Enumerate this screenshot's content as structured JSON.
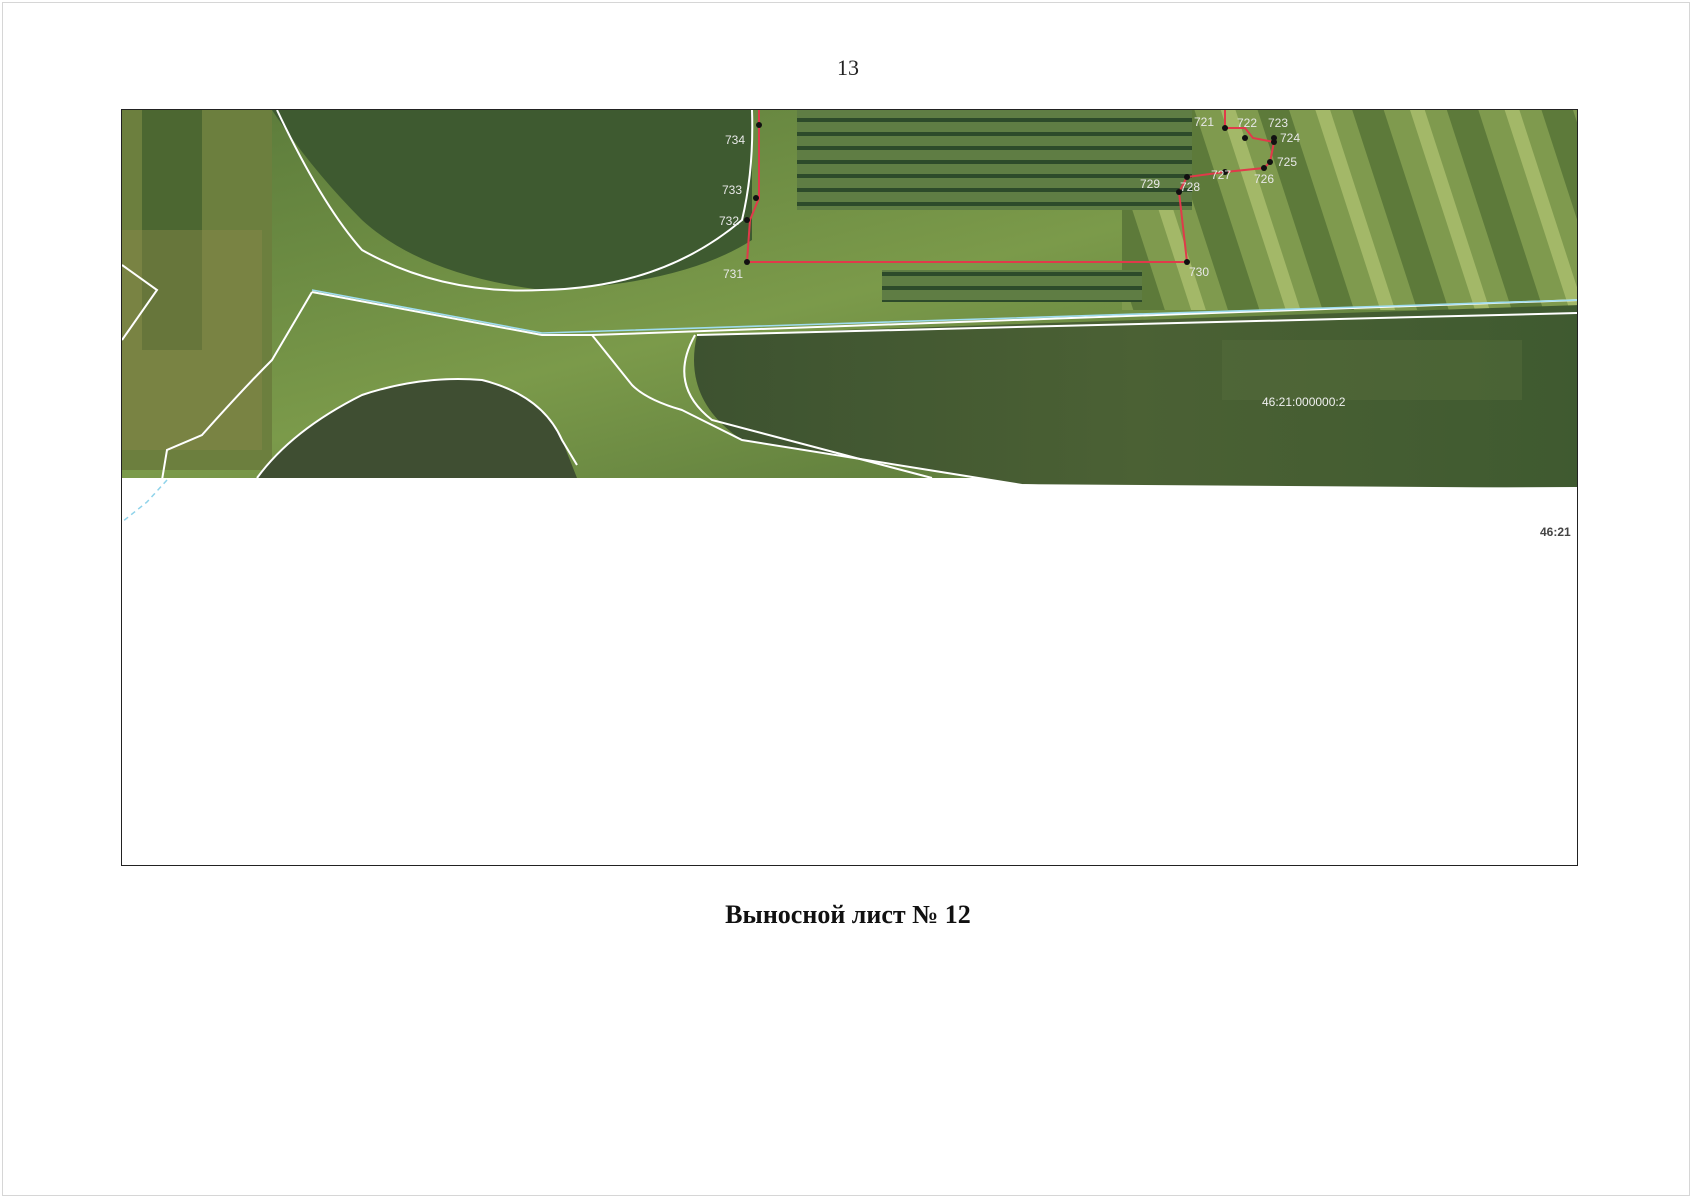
{
  "page_number": "13",
  "caption": "Выносной лист № 12",
  "map": {
    "colors": {
      "boundary": "#e03a4a",
      "cadastral_lines": "#ffffff",
      "road_line": "#9fdcef",
      "water_dashed": "#8fd3ea"
    },
    "parcel_label": "46:21:000000:2",
    "block_label": "46:21",
    "points": [
      {
        "id": "721",
        "label": "721"
      },
      {
        "id": "722",
        "label": "722"
      },
      {
        "id": "723",
        "label": "723"
      },
      {
        "id": "724",
        "label": "724"
      },
      {
        "id": "725",
        "label": "725"
      },
      {
        "id": "726",
        "label": "726"
      },
      {
        "id": "727",
        "label": "727"
      },
      {
        "id": "728",
        "label": "728"
      },
      {
        "id": "729",
        "label": "729"
      },
      {
        "id": "730",
        "label": "730"
      },
      {
        "id": "731",
        "label": "731"
      },
      {
        "id": "732",
        "label": "732"
      },
      {
        "id": "733",
        "label": "733"
      },
      {
        "id": "734",
        "label": "734"
      }
    ]
  }
}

▸ **WHAT TO DO**
Give every record again exactly, apart from the pictures, which stay out.

▸ **RESPONSE TO THIS TASK**
Enumerate this screenshot's content as structured JSON.
{
  "page_number": "13",
  "caption": "Выносной лист № 12",
  "map": {
    "colors": {
      "boundary": "#e03a4a",
      "cadastral_lines": "#ffffff",
      "road_line": "#9fdcef",
      "water_dashed": "#8fd3ea"
    },
    "parcel_label": "46:21:000000:2",
    "block_label": "46:21",
    "points": [
      {
        "id": "721",
        "label": "721"
      },
      {
        "id": "722",
        "label": "722"
      },
      {
        "id": "723",
        "label": "723"
      },
      {
        "id": "724",
        "label": "724"
      },
      {
        "id": "725",
        "label": "725"
      },
      {
        "id": "726",
        "label": "726"
      },
      {
        "id": "727",
        "label": "727"
      },
      {
        "id": "728",
        "label": "728"
      },
      {
        "id": "729",
        "label": "729"
      },
      {
        "id": "730",
        "label": "730"
      },
      {
        "id": "731",
        "label": "731"
      },
      {
        "id": "732",
        "label": "732"
      },
      {
        "id": "733",
        "label": "733"
      },
      {
        "id": "734",
        "label": "734"
      }
    ]
  }
}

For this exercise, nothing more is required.